*Description of the task*.
Write out the data below exactly as given, without any of its pictures.
— start —
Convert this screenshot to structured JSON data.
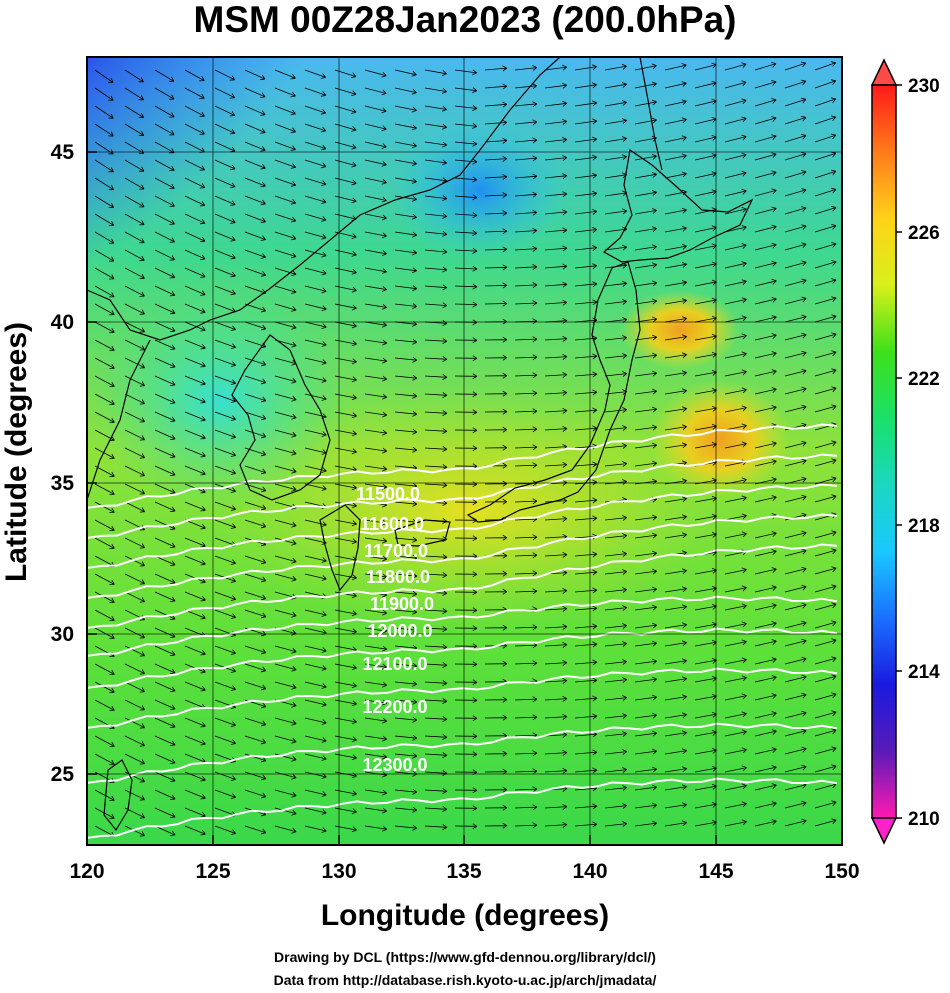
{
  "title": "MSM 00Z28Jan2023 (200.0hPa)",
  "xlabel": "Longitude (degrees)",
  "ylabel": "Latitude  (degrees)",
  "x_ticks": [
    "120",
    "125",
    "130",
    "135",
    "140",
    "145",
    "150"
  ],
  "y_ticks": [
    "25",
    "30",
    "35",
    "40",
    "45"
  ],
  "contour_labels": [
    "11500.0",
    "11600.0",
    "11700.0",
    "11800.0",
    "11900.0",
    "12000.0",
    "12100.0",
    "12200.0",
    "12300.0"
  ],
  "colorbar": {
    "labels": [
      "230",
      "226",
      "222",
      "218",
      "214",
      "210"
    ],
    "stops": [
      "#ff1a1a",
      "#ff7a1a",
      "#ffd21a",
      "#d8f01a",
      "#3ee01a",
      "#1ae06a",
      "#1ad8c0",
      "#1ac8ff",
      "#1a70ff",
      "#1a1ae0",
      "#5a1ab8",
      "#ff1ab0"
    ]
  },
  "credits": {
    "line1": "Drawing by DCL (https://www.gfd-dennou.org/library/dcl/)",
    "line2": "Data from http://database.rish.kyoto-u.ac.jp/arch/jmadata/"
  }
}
— end —
*Finished task*.
Convert this screenshot to structured JSON data.
{
  "title": "MSM 00Z28Jan2023 (200.0hPa)",
  "xlabel": "Longitude (degrees)",
  "ylabel": "Latitude  (degrees)",
  "x_ticks": [
    "120",
    "125",
    "130",
    "135",
    "140",
    "145",
    "150"
  ],
  "y_ticks": [
    "25",
    "30",
    "35",
    "40",
    "45"
  ],
  "contour_labels": [
    "11500.0",
    "11600.0",
    "11700.0",
    "11800.0",
    "11900.0",
    "12000.0",
    "12100.0",
    "12200.0",
    "12300.0"
  ],
  "colorbar": {
    "labels": [
      "230",
      "226",
      "222",
      "218",
      "214",
      "210"
    ],
    "stops": [
      "#ff1a1a",
      "#ff7a1a",
      "#ffd21a",
      "#d8f01a",
      "#3ee01a",
      "#1ae06a",
      "#1ad8c0",
      "#1ac8ff",
      "#1a70ff",
      "#1a1ae0",
      "#5a1ab8",
      "#ff1ab0"
    ]
  },
  "credits": {
    "line1": "Drawing by DCL (https://www.gfd-dennou.org/library/dcl/)",
    "line2": "Data from http://database.rish.kyoto-u.ac.jp/arch/jmadata/"
  }
}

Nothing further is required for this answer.